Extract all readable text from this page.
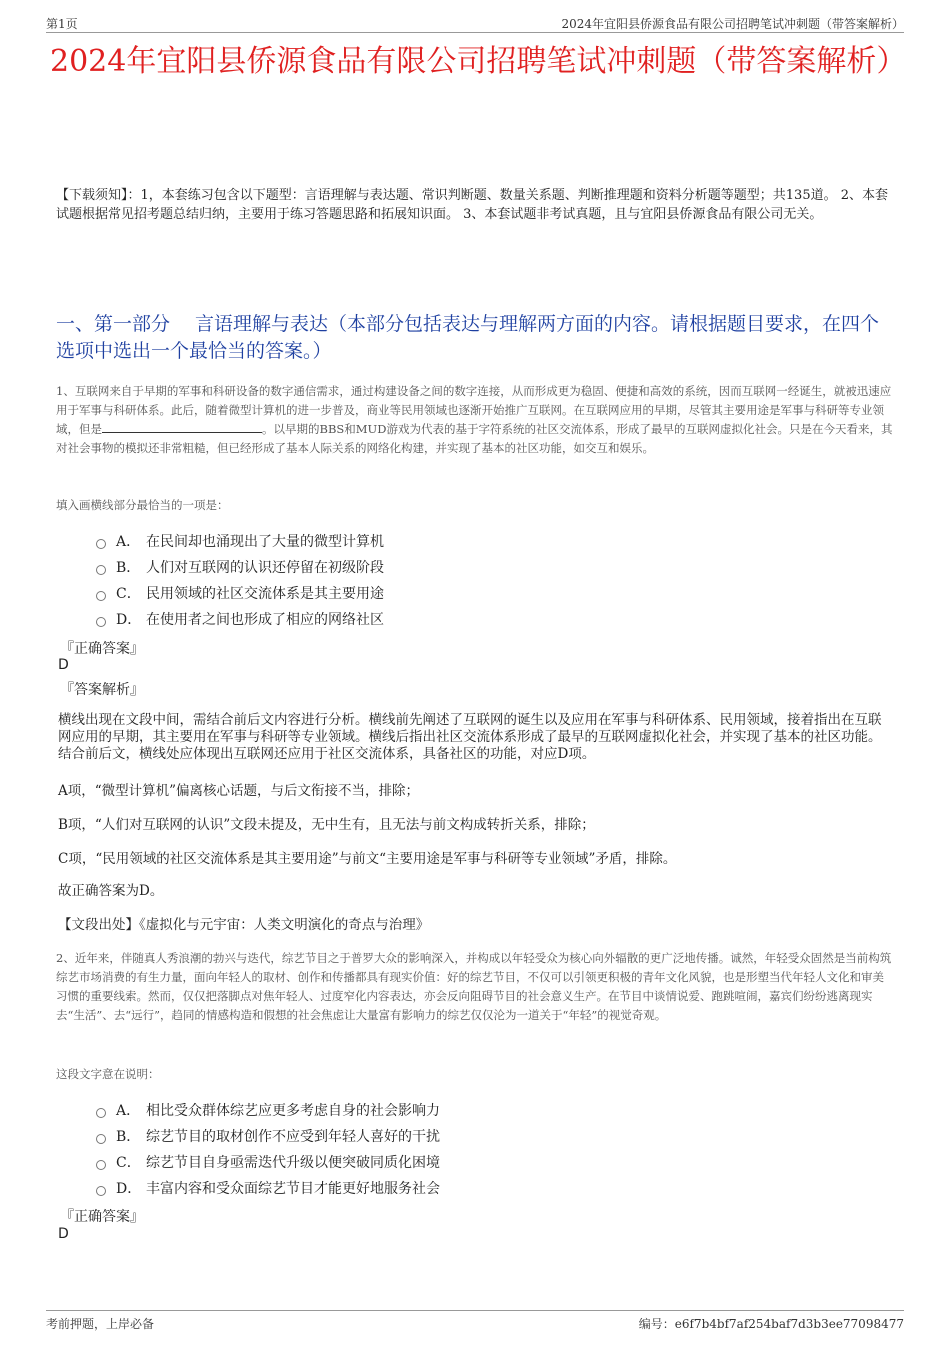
第1页	2024年宜阳县侨源食品有限公司招聘笔试冲刺题（带答案解析）
2024年宜阳县侨源食品有限公司招聘笔试冲刺题（带答案解析）
【下载须知】：1，本套练习包含以下题型：言语理解与表达题、常识判断题、数量关系题、判断推理题和资料分析题等题型；共135道。 2、本套试题根据常见招考题总结归纳，主要用于练习答题思路和拓展知识面。 3、本套试题非考试真题，且与宜阳县侨源食品有限公司无关。
一、第一部分　 言语理解与表达（本部分包括表达与理解两方面的内容。请根据题目要求，在四个选项中选出一个最恰当的答案。）
1、互联网来自于早期的军事和科研设备的数字通信需求，通过构建设备之间的数字连接，从而形成更为稳固、便捷和高效的系统，因而互联网一经诞生，就被迅速应用于军事与科研体系。此后，随着微型计算机的进一步普及，商业等民用领域也逐渐开始推广互联网。在互联网应用的早期，尽管其主要用途是军事与科研等专业领域，但是	。以早期的BBS和MUD游戏为代表的基于字符系统的社区交流体系，形成了最早的互联网虚拟化社会。只是在今天看来，其对社会事物的模拟还非常粗糙，但已经形成了基本人际关系的网络化构建，并实现了基本的社区功能，如交互和娱乐。
填入画横线部分最恰当的一项是：
A． 在民间却也涌现出了大量的微型计算机
B． 人们对互联网的认识还停留在初级阶段
C． 民用领域的社区交流体系是其主要用途
D． 在使用者之间也形成了相应的网络社区
『正确答案』
D
『答案解析』
横线出现在文段中间，需结合前后文内容进行分析。横线前先阐述了互联网的诞生以及应用在军事与科研体系、民用领域，接着指出在互联网应用的早期，其主要用在军事与科研等专业领域。横线后指出社区交流体系形成了最早的互联网虚拟化社会，并实现了基本的社区功能。结合前后文，横线处应体现出互联网还应用于社区交流体系，具备社区的功能，对应D项。
A项，“微型计算机”偏离核心话题，与后文衔接不当，排除；
B项，“人们对互联网的认识”文段未提及，无中生有，且无法与前文构成转折关系，排除；
C项，“民用领域的社区交流体系是其主要用途”与前文“主要用途是军事与科研等专业领域”矛盾，排除。
故正确答案为D。
【文段出处】《虚拟化与元宇宙：人类文明演化的奇点与治理》
2、近年来，伴随真人秀浪潮的勃兴与迭代，综艺节目之于普罗大众的影响深入，并构成以年轻受众为核心向外辐散的更广泛地传播。诚然，年轻受众固然是当前构筑综艺市场消费的有生力量，面向年轻人的取材、创作和传播都具有现实价值：好的综艺节目，不仅可以引领更积极的青年文化风貌，也是形塑当代年轻人文化和审美习惯的重要线索。然而，仅仅把落脚点对焦年轻人、过度窄化内容表达，亦会反向阻碍节目的社会意义生产。在节目中谈情说爱、跑跳喧闹，嘉宾们纷纷逃离现实去“生活”、去“远行”，趋同的情感构造和假想的社会焦虑让大量富有影响力的综艺仅仅沦为一道关于“年轻”的视觉奇观。
这段文字意在说明：
A． 相比受众群体综艺应更多考虑自身的社会影响力
B． 综艺节目的取材创作不应受到年轻人喜好的干扰
C． 综艺节目自身亟需迭代升级以便突破同质化困境
D． 丰富内容和受众面综艺节目才能更好地服务社会
『正确答案』
D
考前押题，上岸必备	编号：e6f7b4bf7af254baf7d3b3ee77098477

**Exercise description**
Leave the pictures out and output the rest of the listing exactly.

**Solution for this task**
Extract all readable text from this page.
第1页	2024年宜阳县侨源食品有限公司招聘笔试冲刺题（带答案解析）
2024年宜阳县侨源食品有限公司招聘笔试冲刺题（带答案解析）
【下载须知】：1，本套练习包含以下题型：言语理解与表达题、常识判断题、数量关系题、判断推理题和资料分析题等题型；共135道。 2、本套试题根据常见招考题总结归纳，主要用于练习答题思路和拓展知识面。 3、本套试题非考试真题，且与宜阳县侨源食品有限公司无关。
一、第一部分　 言语理解与表达（本部分包括表达与理解两方面的内容。请根据题目要求，在四个选项中选出一个最恰当的答案。）
1、互联网来自于早期的军事和科研设备的数字通信需求，通过构建设备之间的数字连接，从而形成更为稳固、便捷和高效的系统，因而互联网一经诞生，就被迅速应用于军事与科研体系。此后，随着微型计算机的进一步普及，商业等民用领域也逐渐开始推广互联网。在互联网应用的早期，尽管其主要用途是军事与科研等专业领域，但是	。以早期的BBS和MUD游戏为代表的基于字符系统的社区交流体系，形成了最早的互联网虚拟化社会。只是在今天看来，其对社会事物的模拟还非常粗糙，但已经形成了基本人际关系的网络化构建，并实现了基本的社区功能，如交互和娱乐。
填入画横线部分最恰当的一项是：
A． 在民间却也涌现出了大量的微型计算机
B． 人们对互联网的认识还停留在初级阶段
C． 民用领域的社区交流体系是其主要用途
D． 在使用者之间也形成了相应的网络社区
『正确答案』
D
『答案解析』
横线出现在文段中间，需结合前后文内容进行分析。横线前先阐述了互联网的诞生以及应用在军事与科研体系、民用领域，接着指出在互联网应用的早期，其主要用在军事与科研等专业领域。横线后指出社区交流体系形成了最早的互联网虚拟化社会，并实现了基本的社区功能。结合前后文，横线处应体现出互联网还应用于社区交流体系，具备社区的功能，对应D项。
A项，“微型计算机”偏离核心话题，与后文衔接不当，排除；
B项，“人们对互联网的认识”文段未提及，无中生有，且无法与前文构成转折关系，排除；
C项，“民用领域的社区交流体系是其主要用途”与前文“主要用途是军事与科研等专业领域”矛盾，排除。
故正确答案为D。
【文段出处】《虚拟化与元宇宙：人类文明演化的奇点与治理》
2、近年来，伴随真人秀浪潮的勃兴与迭代，综艺节目之于普罗大众的影响深入，并构成以年轻受众为核心向外辐散的更广泛地传播。诚然，年轻受众固然是当前构筑综艺市场消费的有生力量，面向年轻人的取材、创作和传播都具有现实价值：好的综艺节目，不仅可以引领更积极的青年文化风貌，也是形塑当代年轻人文化和审美习惯的重要线索。然而，仅仅把落脚点对焦年轻人、过度窄化内容表达，亦会反向阻碍节目的社会意义生产。在节目中谈情说爱、跑跳喧闹，嘉宾们纷纷逃离现实去“生活”、去“远行”，趋同的情感构造和假想的社会焦虑让大量富有影响力的综艺仅仅沦为一道关于“年轻”的视觉奇观。
这段文字意在说明：
A． 相比受众群体综艺应更多考虑自身的社会影响力
B． 综艺节目的取材创作不应受到年轻人喜好的干扰
C． 综艺节目自身亟需迭代升级以便突破同质化困境
D． 丰富内容和受众面综艺节目才能更好地服务社会
『正确答案』
D
考前押题，上岸必备	编号：e6f7b4bf7af254baf7d3b3ee77098477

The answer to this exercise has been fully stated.